## JOB:
Repeat the records below exactly.

Recorded data
>> begin

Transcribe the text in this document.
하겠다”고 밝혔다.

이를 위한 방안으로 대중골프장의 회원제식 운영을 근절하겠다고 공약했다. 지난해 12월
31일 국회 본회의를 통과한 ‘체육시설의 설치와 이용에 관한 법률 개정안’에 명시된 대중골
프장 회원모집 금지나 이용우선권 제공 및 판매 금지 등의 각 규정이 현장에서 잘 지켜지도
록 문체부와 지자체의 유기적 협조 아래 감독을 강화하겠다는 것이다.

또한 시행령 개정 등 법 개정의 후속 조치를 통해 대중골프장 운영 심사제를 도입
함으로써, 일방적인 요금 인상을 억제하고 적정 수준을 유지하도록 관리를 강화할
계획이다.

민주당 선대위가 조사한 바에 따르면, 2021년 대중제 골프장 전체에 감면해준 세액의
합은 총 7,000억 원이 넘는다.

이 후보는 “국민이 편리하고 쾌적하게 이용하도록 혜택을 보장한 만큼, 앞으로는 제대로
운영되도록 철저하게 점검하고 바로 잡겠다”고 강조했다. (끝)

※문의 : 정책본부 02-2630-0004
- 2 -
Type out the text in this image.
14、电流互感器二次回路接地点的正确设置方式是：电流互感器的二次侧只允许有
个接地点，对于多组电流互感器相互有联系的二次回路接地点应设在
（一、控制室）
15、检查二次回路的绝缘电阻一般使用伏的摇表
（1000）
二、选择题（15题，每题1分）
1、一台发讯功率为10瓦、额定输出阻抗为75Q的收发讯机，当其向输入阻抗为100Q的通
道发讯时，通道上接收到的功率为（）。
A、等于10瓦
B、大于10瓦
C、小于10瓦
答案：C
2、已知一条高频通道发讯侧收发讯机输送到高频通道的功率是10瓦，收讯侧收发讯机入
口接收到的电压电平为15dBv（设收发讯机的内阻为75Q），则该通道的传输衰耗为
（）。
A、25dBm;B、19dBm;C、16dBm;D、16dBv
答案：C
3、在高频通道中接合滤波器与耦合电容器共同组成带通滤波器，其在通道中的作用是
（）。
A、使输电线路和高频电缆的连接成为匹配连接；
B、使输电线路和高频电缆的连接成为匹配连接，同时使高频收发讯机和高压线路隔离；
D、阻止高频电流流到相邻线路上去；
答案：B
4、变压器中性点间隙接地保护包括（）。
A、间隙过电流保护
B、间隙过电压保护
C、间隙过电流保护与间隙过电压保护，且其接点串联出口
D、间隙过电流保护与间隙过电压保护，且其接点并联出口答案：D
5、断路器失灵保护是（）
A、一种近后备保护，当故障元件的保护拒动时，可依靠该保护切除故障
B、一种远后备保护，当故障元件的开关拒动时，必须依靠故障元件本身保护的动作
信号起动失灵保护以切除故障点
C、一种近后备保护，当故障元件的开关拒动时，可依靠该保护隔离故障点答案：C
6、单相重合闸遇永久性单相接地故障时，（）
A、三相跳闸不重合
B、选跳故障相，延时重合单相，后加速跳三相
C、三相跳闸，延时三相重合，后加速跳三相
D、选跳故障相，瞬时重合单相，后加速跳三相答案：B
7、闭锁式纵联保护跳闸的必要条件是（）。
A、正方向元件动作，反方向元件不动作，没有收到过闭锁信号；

>> end

## FULL RESPONSE:
Transcribe the text in this document.
하겠다”고 밝혔다.

이를 위한 방안으로 대중골프장의 회원제식 운영을 근절하겠다고 공약했다. 지난해 12월
31일 국회 본회의를 통과한 ‘체육시설의 설치와 이용에 관한 법률 개정안’에 명시된 대중골
프장 회원모집 금지나 이용우선권 제공 및 판매 금지 등의 각 규정이 현장에서 잘 지켜지도
록 문체부와 지자체의 유기적 협조 아래 감독을 강화하겠다는 것이다.

또한 시행령 개정 등 법 개정의 후속 조치를 통해 대중골프장 운영 심사제를 도입
함으로써, 일방적인 요금 인상을 억제하고 적정 수준을 유지하도록 관리를 강화할
계획이다.

민주당 선대위가 조사한 바에 따르면, 2021년 대중제 골프장 전체에 감면해준 세액의
합은 총 7,000억 원이 넘는다.

이 후보는 “국민이 편리하고 쾌적하게 이용하도록 혜택을 보장한 만큼, 앞으로는 제대로
운영되도록 철저하게 점검하고 바로 잡겠다”고 강조했다. (끝)

※문의 : 정책본부 02-2630-0004
- 2 -
Type out the text in this image.
14、电流互感器二次回路接地点的正确设置方式是：电流互感器的二次侧只允许有
个接地点，对于多组电流互感器相互有联系的二次回路接地点应设在
（一、控制室）
15、检查二次回路的绝缘电阻一般使用伏的摇表
（1000）
二、选择题（15题，每题1分）
1、一台发讯功率为10瓦、额定输出阻抗为75Q的收发讯机，当其向输入阻抗为100Q的通
道发讯时，通道上接收到的功率为（）。
A、等于10瓦
B、大于10瓦
C、小于10瓦
答案：C
2、已知一条高频通道发讯侧收发讯机输送到高频通道的功率是10瓦，收讯侧收发讯机入
口接收到的电压电平为15dBv（设收发讯机的内阻为75Q），则该通道的传输衰耗为
（）。
A、25dBm;B、19dBm;C、16dBm;D、16dBv
答案：C
3、在高频通道中接合滤波器与耦合电容器共同组成带通滤波器，其在通道中的作用是
（）。
A、使输电线路和高频电缆的连接成为匹配连接；
B、使输电线路和高频电缆的连接成为匹配连接，同时使高频收发讯机和高压线路隔离；
D、阻止高频电流流到相邻线路上去；
答案：B
4、变压器中性点间隙接地保护包括（）。
A、间隙过电流保护
B、间隙过电压保护
C、间隙过电流保护与间隙过电压保护，且其接点串联出口
D、间隙过电流保护与间隙过电压保护，且其接点并联出口答案：D
5、断路器失灵保护是（）
A、一种近后备保护，当故障元件的保护拒动时，可依靠该保护切除故障
B、一种远后备保护，当故障元件的开关拒动时，必须依靠故障元件本身保护的动作
信号起动失灵保护以切除故障点
C、一种近后备保护，当故障元件的开关拒动时，可依靠该保护隔离故障点答案：C
6、单相重合闸遇永久性单相接地故障时，（）
A、三相跳闸不重合
B、选跳故障相，延时重合单相，后加速跳三相
C、三相跳闸，延时三相重合，后加速跳三相
D、选跳故障相，瞬时重合单相，后加速跳三相答案：B
7、闭锁式纵联保护跳闸的必要条件是（）。
A、正方向元件动作，反方向元件不动作，没有收到过闭锁信号；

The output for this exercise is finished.